[SOURCE DATA]
## BEGIN
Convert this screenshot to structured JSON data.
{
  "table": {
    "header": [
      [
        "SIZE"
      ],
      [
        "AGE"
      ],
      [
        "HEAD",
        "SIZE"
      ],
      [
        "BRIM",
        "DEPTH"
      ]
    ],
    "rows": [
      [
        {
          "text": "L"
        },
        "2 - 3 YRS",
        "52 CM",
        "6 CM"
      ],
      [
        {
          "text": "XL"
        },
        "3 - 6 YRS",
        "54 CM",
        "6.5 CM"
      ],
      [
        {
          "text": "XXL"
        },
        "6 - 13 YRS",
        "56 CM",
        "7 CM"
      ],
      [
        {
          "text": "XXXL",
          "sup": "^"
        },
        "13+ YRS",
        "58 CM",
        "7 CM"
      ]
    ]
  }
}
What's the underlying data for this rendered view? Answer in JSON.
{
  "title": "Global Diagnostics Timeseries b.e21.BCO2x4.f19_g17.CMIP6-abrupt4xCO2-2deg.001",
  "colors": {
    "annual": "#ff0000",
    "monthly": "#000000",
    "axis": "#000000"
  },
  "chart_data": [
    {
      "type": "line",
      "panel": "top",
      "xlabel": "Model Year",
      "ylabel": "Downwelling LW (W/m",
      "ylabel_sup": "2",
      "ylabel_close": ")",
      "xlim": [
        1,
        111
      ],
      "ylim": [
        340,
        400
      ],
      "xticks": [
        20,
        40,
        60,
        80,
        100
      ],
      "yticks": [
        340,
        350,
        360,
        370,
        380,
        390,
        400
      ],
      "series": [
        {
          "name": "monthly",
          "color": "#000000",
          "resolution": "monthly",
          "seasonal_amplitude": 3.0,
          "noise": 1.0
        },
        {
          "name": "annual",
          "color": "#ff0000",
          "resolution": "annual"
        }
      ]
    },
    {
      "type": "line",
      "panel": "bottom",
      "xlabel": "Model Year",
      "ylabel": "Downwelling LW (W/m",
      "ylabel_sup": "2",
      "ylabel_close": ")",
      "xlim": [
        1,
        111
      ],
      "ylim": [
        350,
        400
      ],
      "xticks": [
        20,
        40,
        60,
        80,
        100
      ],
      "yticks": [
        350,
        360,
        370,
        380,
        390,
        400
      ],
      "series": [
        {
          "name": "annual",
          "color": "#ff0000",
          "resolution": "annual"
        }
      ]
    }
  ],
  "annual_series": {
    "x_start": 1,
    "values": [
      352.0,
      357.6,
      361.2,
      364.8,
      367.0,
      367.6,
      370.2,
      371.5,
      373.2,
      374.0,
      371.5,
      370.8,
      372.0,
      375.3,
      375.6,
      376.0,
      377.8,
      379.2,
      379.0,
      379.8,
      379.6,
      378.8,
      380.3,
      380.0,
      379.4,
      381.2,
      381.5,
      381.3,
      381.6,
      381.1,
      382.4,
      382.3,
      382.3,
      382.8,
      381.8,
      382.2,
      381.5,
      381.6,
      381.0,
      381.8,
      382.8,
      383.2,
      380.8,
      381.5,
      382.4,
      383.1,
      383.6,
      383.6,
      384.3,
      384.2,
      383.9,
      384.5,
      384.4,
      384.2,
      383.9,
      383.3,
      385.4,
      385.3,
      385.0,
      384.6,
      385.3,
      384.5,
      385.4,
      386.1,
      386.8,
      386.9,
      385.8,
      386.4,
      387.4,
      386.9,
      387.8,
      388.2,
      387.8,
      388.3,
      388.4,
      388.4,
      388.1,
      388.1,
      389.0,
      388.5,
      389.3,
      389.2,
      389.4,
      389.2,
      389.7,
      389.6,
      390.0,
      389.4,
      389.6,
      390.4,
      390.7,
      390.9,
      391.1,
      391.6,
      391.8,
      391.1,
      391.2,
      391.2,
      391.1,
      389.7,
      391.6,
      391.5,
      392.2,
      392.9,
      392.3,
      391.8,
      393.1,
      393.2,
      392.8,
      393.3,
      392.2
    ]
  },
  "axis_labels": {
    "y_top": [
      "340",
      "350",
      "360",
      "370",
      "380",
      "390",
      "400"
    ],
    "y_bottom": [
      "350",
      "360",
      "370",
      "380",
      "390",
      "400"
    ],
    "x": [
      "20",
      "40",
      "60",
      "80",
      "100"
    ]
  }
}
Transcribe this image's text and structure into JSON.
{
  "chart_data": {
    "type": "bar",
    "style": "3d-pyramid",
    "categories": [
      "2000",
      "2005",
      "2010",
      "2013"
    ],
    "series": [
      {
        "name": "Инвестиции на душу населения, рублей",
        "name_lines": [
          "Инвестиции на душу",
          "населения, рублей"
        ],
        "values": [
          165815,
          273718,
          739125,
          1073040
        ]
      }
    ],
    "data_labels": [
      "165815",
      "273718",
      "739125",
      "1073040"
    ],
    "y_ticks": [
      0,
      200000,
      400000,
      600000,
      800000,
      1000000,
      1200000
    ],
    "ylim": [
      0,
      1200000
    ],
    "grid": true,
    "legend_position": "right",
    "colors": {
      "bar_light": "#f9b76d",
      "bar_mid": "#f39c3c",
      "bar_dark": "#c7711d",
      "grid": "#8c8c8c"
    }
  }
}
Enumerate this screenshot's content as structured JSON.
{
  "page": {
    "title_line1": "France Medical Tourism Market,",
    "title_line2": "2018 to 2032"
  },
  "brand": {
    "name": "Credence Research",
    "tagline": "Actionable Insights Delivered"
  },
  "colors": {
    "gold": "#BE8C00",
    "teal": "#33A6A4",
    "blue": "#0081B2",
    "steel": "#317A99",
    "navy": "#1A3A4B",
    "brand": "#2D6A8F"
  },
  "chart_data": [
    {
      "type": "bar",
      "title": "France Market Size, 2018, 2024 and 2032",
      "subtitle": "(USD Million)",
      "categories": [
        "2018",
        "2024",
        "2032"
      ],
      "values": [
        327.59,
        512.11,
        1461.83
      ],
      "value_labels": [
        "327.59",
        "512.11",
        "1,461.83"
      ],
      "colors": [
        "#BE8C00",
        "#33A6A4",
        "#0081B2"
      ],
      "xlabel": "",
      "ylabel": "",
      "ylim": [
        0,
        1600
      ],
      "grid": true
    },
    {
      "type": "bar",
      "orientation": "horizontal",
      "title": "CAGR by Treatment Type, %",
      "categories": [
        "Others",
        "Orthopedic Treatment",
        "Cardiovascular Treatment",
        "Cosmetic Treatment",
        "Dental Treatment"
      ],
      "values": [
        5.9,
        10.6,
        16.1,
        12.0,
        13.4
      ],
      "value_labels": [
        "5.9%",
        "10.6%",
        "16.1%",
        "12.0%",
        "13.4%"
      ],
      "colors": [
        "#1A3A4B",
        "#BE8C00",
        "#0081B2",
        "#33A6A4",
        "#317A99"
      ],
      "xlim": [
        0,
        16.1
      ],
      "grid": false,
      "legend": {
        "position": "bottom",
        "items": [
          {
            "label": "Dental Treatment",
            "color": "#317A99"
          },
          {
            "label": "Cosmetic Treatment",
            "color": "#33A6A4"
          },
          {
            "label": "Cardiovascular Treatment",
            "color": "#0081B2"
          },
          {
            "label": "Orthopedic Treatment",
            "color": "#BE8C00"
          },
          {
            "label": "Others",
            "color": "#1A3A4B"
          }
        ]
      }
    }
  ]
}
## END
[WHAT YOU ARE ASKED TO DO]
Scan the listing above and copy all lines containing the word "grid".

[CORRECT RESPONSE]
    "grid": true,
      "grid": "#8c8c8c"
      "grid": true
      "grid": false,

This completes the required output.